Determine which lines contain the word "zamlžení", then copy those lines.

------ Data section ------

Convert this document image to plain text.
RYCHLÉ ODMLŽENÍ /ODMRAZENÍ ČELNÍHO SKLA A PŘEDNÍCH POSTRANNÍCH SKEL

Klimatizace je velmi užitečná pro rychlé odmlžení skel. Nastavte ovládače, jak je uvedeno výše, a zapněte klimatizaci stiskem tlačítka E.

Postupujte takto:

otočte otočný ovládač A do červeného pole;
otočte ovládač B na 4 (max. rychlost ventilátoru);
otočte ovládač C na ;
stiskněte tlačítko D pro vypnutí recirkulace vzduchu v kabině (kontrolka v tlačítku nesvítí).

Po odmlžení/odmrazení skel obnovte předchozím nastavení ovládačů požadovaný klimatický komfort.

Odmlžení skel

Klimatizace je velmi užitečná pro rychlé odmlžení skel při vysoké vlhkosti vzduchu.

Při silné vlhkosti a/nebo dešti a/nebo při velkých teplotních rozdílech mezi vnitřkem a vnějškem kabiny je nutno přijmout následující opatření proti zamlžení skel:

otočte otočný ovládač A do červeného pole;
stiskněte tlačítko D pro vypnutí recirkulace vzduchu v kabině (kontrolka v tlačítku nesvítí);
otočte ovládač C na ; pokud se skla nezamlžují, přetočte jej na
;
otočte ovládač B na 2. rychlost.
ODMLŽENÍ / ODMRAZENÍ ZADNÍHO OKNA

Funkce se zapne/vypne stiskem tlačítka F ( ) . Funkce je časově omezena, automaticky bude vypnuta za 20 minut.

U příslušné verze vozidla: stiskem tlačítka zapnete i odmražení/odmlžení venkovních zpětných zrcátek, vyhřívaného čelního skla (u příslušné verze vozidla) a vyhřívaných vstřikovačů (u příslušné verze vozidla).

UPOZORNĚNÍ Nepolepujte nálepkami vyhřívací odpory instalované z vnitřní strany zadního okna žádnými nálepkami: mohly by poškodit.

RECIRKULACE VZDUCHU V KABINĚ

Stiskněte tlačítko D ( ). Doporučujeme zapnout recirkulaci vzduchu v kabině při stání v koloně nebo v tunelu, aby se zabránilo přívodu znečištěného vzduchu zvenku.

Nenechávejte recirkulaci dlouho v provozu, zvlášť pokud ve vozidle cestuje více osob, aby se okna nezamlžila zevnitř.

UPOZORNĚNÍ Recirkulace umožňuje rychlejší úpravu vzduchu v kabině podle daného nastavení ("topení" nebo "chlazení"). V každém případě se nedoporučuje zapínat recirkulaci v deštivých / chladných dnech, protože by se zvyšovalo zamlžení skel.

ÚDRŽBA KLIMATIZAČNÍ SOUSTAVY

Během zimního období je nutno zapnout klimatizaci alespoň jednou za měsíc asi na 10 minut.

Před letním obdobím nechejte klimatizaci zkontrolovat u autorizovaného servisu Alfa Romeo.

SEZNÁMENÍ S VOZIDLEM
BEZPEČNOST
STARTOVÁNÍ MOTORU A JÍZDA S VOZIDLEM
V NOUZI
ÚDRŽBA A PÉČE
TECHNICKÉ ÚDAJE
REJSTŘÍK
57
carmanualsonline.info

------

Response below:
Při silné vlhkosti a/nebo dešti a/nebo při velkých teplotních rozdílech mezi vnitřkem a vnějškem kabiny je nutno přijmout následující opatření proti zamlžení skel:
UPOZORNĚNÍ Recirkulace umožňuje rychlejší úpravu vzduchu v kabině podle daného nastavení ("topení" nebo "chlazení"). V každém případě se nedoporučuje zapínat recirkulaci v deštivých / chladných dnech, protože by se zvyšovalo zamlžení skel.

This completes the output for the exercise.